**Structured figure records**
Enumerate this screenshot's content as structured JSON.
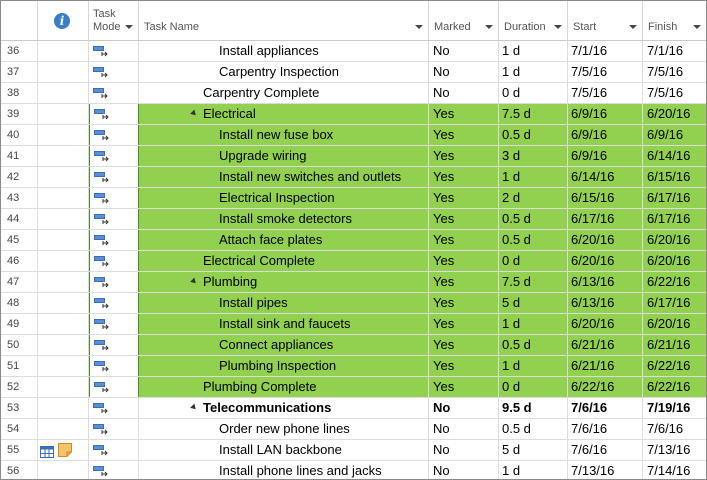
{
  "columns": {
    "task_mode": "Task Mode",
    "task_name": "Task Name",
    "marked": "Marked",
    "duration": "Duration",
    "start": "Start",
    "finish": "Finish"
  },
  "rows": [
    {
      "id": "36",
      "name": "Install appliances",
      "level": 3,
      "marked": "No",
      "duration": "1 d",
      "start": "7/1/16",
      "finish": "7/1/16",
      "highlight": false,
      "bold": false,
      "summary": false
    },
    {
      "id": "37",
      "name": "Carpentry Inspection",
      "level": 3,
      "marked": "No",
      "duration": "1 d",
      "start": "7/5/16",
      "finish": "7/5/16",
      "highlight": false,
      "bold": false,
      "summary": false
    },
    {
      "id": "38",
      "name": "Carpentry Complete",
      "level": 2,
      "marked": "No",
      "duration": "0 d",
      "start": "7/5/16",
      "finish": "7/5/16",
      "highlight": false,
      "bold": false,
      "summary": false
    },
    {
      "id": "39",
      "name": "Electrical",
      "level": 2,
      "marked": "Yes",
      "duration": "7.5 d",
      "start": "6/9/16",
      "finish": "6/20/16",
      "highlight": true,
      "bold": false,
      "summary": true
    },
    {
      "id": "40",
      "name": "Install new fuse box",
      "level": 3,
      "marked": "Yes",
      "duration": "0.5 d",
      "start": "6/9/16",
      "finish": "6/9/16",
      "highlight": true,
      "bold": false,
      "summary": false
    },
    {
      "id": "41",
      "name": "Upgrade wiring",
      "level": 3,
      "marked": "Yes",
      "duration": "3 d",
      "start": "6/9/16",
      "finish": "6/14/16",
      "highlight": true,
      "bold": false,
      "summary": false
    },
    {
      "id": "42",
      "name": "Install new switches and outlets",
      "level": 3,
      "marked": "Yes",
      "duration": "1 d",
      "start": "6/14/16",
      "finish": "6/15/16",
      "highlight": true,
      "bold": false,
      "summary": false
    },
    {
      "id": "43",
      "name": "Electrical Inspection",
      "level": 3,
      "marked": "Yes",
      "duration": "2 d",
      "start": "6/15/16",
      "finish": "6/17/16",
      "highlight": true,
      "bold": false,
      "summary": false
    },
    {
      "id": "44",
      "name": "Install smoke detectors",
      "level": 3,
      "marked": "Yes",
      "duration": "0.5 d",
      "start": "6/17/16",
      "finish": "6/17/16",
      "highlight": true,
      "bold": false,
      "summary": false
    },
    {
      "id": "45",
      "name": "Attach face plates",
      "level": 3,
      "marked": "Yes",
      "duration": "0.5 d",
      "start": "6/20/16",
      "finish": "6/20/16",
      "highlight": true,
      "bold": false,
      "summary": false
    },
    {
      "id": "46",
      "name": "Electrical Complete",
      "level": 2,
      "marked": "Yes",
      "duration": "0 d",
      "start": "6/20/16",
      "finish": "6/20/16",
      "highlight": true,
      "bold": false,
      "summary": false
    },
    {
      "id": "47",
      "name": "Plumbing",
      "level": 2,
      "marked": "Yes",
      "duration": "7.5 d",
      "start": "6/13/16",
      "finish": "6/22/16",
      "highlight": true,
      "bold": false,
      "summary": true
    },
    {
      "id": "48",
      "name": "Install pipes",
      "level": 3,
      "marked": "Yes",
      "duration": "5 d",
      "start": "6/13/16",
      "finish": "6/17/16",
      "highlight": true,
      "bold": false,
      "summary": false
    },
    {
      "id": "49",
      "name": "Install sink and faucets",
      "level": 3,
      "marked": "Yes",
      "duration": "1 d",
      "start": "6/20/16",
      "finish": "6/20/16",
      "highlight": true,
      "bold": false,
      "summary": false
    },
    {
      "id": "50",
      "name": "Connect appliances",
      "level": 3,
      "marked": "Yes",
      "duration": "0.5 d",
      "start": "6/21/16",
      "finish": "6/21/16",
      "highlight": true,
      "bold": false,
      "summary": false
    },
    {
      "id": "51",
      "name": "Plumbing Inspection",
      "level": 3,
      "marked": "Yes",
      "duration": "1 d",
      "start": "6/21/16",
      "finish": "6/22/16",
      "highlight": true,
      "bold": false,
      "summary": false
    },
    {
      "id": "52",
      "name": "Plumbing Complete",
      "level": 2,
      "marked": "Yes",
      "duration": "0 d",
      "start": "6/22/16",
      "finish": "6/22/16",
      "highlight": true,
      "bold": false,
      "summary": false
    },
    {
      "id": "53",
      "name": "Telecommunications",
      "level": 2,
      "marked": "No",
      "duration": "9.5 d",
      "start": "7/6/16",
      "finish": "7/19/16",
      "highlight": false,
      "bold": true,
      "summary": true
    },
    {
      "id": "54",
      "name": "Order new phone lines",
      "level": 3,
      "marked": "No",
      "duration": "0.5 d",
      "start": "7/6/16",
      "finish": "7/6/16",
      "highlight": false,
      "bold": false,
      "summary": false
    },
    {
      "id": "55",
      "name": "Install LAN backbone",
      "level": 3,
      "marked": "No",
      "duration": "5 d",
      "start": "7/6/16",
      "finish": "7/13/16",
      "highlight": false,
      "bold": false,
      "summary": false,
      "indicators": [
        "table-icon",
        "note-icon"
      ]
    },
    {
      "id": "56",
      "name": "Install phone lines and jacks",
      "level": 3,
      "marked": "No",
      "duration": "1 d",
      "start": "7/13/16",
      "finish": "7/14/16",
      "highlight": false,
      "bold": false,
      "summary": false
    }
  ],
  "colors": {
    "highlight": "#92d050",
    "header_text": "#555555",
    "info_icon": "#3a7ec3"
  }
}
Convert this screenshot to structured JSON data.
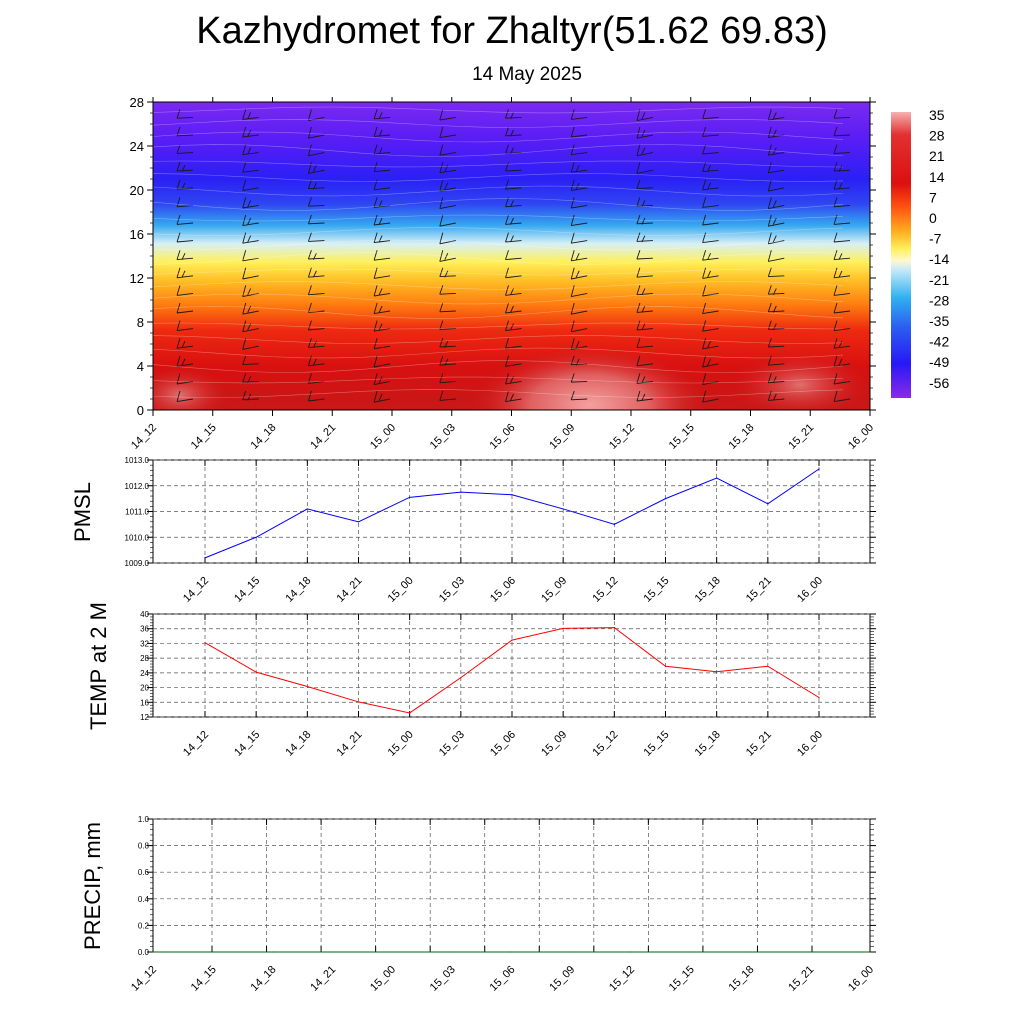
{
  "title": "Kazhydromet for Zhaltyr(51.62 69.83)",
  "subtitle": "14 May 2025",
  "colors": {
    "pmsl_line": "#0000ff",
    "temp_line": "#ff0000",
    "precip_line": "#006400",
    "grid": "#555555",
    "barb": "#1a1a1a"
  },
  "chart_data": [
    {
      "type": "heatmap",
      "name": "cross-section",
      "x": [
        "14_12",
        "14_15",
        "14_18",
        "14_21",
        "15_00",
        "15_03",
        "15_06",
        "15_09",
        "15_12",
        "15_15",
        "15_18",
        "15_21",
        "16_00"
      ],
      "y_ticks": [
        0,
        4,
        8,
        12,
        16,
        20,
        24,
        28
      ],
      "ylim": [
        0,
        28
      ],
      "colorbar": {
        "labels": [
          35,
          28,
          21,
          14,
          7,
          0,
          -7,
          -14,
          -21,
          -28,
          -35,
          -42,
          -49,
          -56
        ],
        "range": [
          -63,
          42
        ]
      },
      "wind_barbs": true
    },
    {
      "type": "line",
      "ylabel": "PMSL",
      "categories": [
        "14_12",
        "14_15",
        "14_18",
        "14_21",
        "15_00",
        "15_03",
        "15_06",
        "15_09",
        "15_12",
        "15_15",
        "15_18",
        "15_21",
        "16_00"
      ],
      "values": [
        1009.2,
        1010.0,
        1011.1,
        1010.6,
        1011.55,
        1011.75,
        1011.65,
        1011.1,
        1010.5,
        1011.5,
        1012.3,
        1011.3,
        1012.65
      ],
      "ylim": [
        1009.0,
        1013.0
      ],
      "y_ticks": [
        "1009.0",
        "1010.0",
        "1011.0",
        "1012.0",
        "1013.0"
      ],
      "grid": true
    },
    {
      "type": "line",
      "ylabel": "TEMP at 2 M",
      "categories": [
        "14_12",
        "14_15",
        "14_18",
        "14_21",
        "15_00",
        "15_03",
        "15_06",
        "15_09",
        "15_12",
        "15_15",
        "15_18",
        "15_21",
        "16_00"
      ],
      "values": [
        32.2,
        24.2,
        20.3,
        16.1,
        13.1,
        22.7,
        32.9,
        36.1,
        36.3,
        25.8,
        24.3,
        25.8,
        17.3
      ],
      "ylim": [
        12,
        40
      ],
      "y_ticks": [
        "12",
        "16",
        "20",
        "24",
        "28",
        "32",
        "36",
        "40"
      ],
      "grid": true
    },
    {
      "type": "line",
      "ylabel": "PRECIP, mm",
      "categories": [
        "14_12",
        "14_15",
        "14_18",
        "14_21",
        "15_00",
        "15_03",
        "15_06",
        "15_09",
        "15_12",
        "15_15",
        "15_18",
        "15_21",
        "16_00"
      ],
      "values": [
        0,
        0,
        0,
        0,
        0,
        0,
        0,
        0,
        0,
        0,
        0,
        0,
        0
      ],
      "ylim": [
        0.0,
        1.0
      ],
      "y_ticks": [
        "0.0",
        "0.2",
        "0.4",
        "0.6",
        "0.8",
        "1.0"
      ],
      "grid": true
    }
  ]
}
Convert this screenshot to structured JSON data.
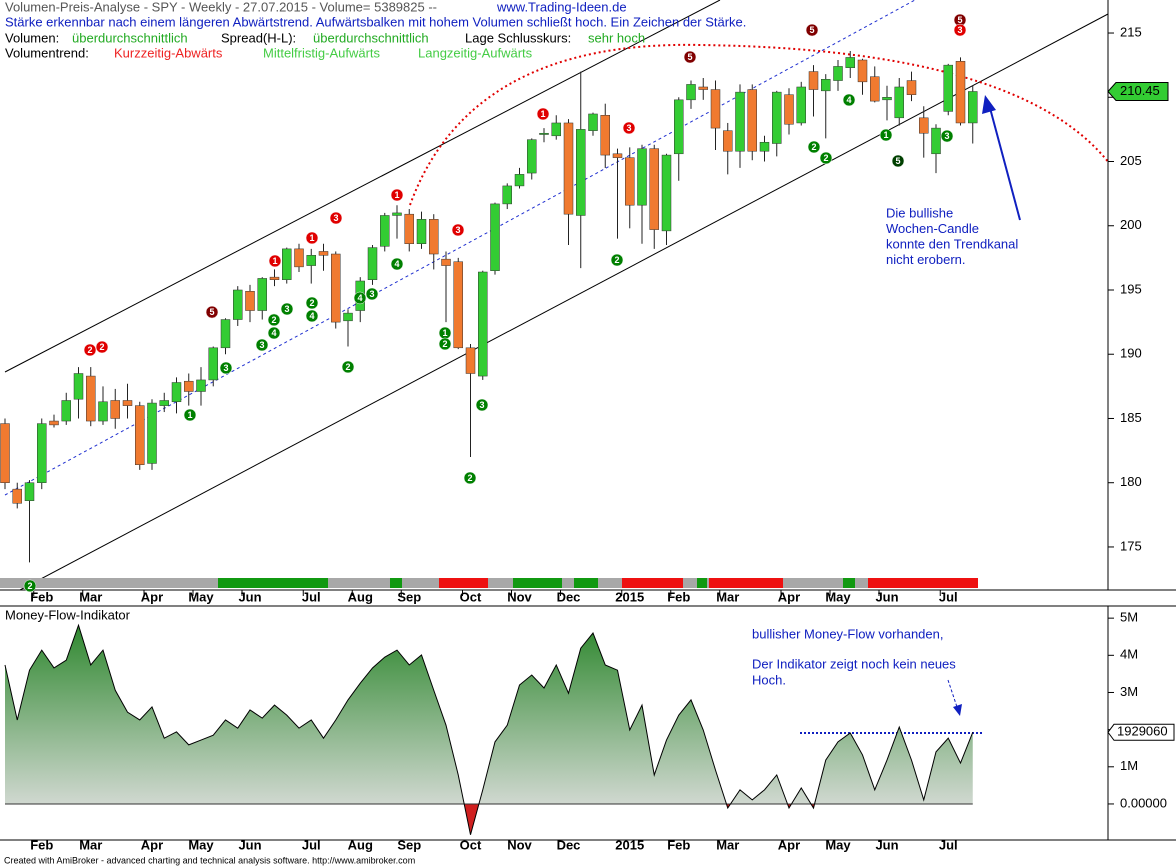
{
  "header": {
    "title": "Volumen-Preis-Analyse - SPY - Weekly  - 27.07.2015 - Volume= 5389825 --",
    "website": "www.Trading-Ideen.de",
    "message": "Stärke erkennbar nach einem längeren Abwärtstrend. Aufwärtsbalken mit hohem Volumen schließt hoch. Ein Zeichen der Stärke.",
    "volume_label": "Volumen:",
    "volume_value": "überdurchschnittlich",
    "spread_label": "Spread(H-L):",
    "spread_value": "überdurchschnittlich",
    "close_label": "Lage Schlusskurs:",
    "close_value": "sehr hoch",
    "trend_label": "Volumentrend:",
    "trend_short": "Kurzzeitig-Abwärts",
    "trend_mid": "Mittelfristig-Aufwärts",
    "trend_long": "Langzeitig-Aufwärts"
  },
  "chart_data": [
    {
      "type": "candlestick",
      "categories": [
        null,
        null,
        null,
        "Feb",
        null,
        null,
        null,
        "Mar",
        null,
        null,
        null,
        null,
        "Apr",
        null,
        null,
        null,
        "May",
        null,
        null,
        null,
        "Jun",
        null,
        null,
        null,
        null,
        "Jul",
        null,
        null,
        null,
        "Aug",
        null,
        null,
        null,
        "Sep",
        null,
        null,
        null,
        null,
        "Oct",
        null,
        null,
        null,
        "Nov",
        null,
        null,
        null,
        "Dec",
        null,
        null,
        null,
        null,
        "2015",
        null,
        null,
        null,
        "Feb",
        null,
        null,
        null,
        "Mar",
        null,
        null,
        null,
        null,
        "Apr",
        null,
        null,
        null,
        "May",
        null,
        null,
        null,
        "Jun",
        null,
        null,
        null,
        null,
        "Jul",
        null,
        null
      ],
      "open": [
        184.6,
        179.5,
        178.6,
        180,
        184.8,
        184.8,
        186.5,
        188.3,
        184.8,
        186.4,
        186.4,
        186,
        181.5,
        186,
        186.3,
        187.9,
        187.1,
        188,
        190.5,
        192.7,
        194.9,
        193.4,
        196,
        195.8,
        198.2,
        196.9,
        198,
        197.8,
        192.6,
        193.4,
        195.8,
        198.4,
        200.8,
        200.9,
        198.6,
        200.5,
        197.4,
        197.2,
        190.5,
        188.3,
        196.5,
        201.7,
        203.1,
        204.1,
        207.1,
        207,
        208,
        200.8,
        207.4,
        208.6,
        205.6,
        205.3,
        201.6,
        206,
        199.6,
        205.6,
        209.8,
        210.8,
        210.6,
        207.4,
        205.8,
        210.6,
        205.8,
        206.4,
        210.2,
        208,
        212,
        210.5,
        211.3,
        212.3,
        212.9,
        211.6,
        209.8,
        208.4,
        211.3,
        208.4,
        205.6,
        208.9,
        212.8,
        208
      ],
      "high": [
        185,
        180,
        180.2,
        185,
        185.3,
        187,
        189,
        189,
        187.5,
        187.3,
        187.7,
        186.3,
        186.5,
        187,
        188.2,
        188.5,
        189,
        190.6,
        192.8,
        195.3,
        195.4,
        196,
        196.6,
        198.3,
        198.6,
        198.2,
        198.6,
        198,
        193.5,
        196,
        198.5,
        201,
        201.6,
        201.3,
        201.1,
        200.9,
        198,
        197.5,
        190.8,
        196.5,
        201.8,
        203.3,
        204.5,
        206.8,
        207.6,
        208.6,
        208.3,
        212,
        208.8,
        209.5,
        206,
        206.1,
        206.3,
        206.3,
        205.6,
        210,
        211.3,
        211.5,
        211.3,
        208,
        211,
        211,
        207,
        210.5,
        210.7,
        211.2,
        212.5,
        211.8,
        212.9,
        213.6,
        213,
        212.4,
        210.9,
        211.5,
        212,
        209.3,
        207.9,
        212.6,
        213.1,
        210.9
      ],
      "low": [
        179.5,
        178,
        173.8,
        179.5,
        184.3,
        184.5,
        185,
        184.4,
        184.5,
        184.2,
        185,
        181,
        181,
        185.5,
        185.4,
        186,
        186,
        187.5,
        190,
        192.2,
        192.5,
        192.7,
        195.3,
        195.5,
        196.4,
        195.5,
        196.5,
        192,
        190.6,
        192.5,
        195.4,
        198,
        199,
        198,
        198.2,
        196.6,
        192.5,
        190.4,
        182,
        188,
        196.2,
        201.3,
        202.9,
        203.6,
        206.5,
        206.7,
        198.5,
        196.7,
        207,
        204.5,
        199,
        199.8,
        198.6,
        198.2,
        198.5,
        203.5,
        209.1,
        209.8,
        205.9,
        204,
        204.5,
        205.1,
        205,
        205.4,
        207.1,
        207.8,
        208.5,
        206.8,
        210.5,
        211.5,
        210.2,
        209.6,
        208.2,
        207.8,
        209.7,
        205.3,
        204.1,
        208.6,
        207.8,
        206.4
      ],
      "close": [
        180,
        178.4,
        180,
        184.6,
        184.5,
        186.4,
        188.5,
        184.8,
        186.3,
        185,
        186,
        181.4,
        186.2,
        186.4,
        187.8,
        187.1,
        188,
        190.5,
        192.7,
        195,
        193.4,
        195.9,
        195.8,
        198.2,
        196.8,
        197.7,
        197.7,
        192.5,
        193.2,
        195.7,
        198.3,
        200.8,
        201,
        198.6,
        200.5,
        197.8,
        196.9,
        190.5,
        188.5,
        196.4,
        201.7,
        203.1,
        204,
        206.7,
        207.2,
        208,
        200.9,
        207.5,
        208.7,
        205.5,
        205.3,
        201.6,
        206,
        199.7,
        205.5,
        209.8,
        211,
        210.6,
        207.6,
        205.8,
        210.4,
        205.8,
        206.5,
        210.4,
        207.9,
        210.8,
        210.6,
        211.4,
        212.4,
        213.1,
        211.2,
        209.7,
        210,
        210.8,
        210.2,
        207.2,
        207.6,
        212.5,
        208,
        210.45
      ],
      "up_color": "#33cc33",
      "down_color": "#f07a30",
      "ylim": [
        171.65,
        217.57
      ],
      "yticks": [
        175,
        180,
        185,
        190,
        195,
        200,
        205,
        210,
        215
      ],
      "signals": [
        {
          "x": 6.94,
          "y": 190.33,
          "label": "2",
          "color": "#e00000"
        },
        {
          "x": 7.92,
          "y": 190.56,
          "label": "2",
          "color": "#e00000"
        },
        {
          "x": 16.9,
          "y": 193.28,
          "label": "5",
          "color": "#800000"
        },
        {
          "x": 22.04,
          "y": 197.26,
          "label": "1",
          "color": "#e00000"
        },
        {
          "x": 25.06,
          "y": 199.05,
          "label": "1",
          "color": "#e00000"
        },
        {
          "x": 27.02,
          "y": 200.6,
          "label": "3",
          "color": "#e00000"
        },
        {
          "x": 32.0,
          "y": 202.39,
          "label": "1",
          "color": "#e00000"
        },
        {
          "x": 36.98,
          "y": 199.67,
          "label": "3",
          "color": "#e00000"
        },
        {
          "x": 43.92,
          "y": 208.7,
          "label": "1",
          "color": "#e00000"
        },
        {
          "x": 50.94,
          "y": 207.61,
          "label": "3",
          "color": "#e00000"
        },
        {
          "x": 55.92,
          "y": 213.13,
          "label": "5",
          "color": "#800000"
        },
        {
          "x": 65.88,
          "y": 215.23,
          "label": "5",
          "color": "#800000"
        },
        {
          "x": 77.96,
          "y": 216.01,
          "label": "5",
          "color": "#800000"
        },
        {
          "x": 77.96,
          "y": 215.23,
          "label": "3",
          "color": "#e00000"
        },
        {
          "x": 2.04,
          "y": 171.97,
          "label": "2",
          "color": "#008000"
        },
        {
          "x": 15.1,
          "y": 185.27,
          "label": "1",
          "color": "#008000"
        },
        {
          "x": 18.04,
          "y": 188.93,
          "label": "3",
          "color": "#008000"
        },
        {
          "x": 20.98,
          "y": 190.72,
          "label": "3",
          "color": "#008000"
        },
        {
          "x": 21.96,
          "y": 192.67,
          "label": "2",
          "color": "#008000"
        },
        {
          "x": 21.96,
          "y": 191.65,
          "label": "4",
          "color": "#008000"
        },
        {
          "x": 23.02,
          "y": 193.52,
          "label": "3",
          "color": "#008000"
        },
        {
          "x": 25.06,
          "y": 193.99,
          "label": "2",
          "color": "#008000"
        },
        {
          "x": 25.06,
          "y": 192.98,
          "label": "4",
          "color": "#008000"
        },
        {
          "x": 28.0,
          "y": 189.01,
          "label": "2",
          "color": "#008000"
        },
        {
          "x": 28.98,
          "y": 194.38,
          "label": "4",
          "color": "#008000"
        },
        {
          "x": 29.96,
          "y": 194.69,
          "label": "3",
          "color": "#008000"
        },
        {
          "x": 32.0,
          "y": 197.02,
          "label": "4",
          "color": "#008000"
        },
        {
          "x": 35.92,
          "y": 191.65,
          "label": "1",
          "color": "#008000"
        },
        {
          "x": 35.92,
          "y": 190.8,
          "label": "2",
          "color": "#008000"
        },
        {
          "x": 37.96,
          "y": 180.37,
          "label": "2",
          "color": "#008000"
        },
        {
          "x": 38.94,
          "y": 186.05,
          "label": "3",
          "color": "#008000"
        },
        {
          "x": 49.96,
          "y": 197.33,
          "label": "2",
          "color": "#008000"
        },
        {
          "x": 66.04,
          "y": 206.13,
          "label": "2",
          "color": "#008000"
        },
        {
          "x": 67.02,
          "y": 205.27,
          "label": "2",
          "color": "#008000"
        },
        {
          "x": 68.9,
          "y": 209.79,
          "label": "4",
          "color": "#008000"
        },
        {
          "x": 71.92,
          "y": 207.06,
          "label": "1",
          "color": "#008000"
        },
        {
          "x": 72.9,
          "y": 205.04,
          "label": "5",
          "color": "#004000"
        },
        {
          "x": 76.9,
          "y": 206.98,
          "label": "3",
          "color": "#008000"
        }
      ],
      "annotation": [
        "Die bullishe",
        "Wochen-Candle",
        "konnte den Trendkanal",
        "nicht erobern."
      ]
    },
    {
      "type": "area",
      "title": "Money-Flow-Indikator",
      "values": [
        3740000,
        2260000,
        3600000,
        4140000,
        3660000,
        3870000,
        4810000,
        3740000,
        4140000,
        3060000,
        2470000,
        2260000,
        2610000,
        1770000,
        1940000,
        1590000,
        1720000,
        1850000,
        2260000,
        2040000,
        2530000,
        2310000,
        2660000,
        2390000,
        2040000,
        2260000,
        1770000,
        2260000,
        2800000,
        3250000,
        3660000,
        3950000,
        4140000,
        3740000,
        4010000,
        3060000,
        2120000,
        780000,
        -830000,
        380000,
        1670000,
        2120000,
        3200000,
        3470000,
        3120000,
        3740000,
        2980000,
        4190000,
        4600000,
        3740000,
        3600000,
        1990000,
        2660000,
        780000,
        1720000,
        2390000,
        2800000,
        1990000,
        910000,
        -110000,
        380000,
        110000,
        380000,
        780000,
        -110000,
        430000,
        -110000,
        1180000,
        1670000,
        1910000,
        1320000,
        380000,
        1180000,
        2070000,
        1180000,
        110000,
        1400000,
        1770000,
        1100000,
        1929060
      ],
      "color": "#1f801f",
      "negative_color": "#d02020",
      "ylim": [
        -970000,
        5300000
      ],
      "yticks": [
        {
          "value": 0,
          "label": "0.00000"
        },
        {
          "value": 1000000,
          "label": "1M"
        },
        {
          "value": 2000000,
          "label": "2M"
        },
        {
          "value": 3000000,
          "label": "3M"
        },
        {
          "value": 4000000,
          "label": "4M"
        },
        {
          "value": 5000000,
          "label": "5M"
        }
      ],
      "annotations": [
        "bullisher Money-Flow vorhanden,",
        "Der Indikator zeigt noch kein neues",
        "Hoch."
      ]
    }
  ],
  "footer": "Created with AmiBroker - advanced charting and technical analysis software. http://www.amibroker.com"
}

**YOUR INSTRUCTIONS**
Pick out each line containing "Complete" and report it.

**OUTPUT FOR THIS TASK**
      "name": "Carpentry Complete",
      "name": "Electrical Complete",
      "name": "Plumbing Complete",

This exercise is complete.